Passage provided:
>>
The above works because oracle on PRODCLONE never knew that our TITLE string on RESTORE was originally in US7ASCII, so it was unable to do its transparent character set conversion.
PRODCLONE> update my_contents set title=( select utl_raw.cast_to_varchar2 (title) from vv@old6 where pk1=117286) where pk1=117286;
PRODCLONE> select dump(title) from my_contents where pk1=117286;
DUMP(UTL_RAW.CAST_TO_VARCHAR2(TITLE))
Typ=1 Len=49: 78,67,76,69,88,45,80,78,174,32,69,120,97,109,32,83,116,121,108,101
,32,73,110,116,101,114,97,99,116,105,118,101,32,82,101,118,105,101,119,32,81,117
,101,115,116,105,111,110,115
Excellent! The "174" character has survived the transfer and is now in place on PRODCLONE.
Now that we have a method to move the data over, we have to identify which columns /tables have character data that was damaged by the conversion. We decided we could ignore anything with a length smaller than 10 -- such fields in our application would be unlikely to have data with invalid characters.
RESTORECLONE> select count(1) from user_tab_columns where data_type in ('CHAR','VARCHAR2') and data_length > 10;
   COUNT(1)
    533
By converting a field to WE8ISO8859P1, and then comparing it with the original, we can see if the characters change:
RESTORECLONE> select count(1) from my_contents where title != convert (title,'WE8ISO8859P1','US7ASCII') ;
COUNT(1)
     10568
So 10568 rows have characters which were transformed into 191s as part of the original conversion.
[ As an aside, we can't use CONVERT() on LOBs -- for them we will need another approach, outlined further below.
RESTOREDB> select count(1) from my_contents where main_data != convert (convert(main_DATA,'WE8ISO8859P1','US7ASCII'),'US7ASCII','WE8ISO8859P1') ;
select count(1) from my_contents where main_data != convert (convert(main_DATA,'WE8ISO8859P1','US7ASCII'),'US7ASCII','WE8ISO8859P1')
ERROR at line 1:
ORA-00932: inconsistent datatypes: expected - got CLOB
Anyway, now that we can identify VARCHAR2 fields which need to be checked, we can put together a PL/SQL stored procedure to do it for us:
create or replace procedure find_us7_strings
(table_name varchar2,
fix_col varchar2 )
authid current_user
as
orig_sql varchar2(1000);
begin
orig_sql:='insert into cnv_us7(mytablename,myindx,mycolumnname) select '''||table_name||''',pk1,'''||fix_col||''' from '||table_name||' where '||fix_col||' != CONVERT(CONVERT('||fix_col||',''WE8ISO8859P1''),''US7ASCII'') and '||fix_col||' is not null';
-- Uncomment if debugging:
-- dbms_output.put_line(orig_sql);
execute immediate orig_sql;
end;
And create a table to store the information as to which tables, columns, and rows have the bad characters:
drop table cnv_us7;
create table cnv_us7 (mytablename varchar2(50), myindx number,      mycolumnname varchar2(50) ) tablespace myuser_data;
create index list_tablename_idx on cnv_us7(mytablename) tablespace myuser_indx;
With a SQL-generating SQL script, we can iterate through all the tables/columns we want to check:
--example of using the data: select title from my_contents where pk1 in (select myindx from cnv_us7)
<<
Supplied information:
>>
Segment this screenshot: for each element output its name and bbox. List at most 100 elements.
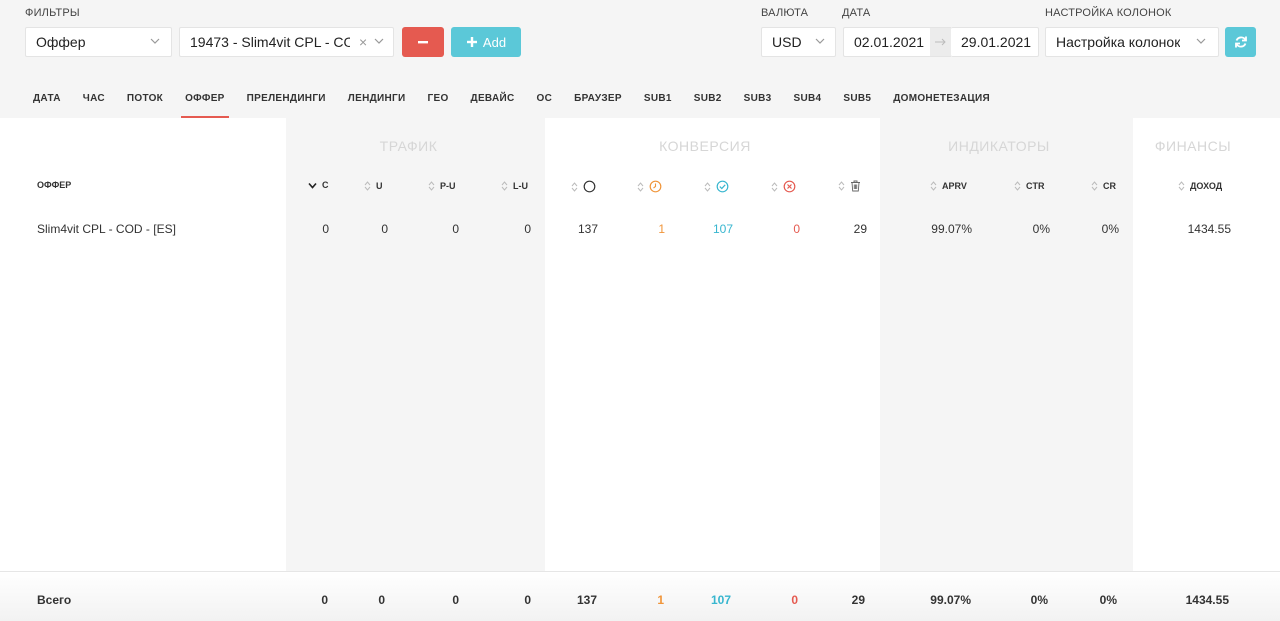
<<
Tasks to perform:
#1 Answer these from the text on Oracle character set conversion:
(a) Under what length were fields ignored when looking for damaged character data?
(b) How many rows in my_contents had title characters that were turned into 191s?
(c) What error came back when CONVERT() was run against main_data?
#2 Continue the text on Oracle character set conversion from its last line.
You won't need the material for any of this.

Responses by task:
#1
(a) Fields with a length smaller than 10.
(b) 10568 rows.
(c) ORA-00932: inconsistent datatypes: expected - got CLOB.

#2
set head off pagesize 1000 linesize 120
spool runme.sql
select 'exec find_us7_strings ('''||table_name||''','''||column_name||'''); ' from user_tab_columns
      where
          data_type in ('CHAR','VARCHAR2')
          and table_name in (select table_name from user_tab_columns where column_name='PK1' and table_name not in ('HUGETABLEIWANTTOEXCLUDE','ANOTHERTABLE'))
          and char_length > 10
          order by table_name,column_name;
spool off;
set echo on time on timing on feedb on serveroutput on;
spool output_of_runme
@./runme.sql
spool off;
Which eventually gives us the following inserted into CNV_US7:
20:48:21 SQL> select count(1),mycolumnname,mytablename from cnv_us7 group by mytablename,mycolumnname;
         4 DESCRIPTION                                        MY_FORUMS
     21136 TITLE                                              MY_CONTENTS
Out of 533 VARCHAR2s and CHARs, we only had five or six columns that needed fixing
We create our views on RESTOREDB:
create or replace view my_forums_vv as select pk1,utl_raw.cast_to_raw(description) as description from forum_main;
create or replace view my_contents_vv as select pk1,utl_raw.cast_to_raw(title) as title from my_contents;
And then we can fix it directly via sql:
update my_contents taborig1 set TITLE= (select utl_raw.cast_to_varchar2 (TITLE) from my_contents_vv@old6 where pk1=taborig1.pk1)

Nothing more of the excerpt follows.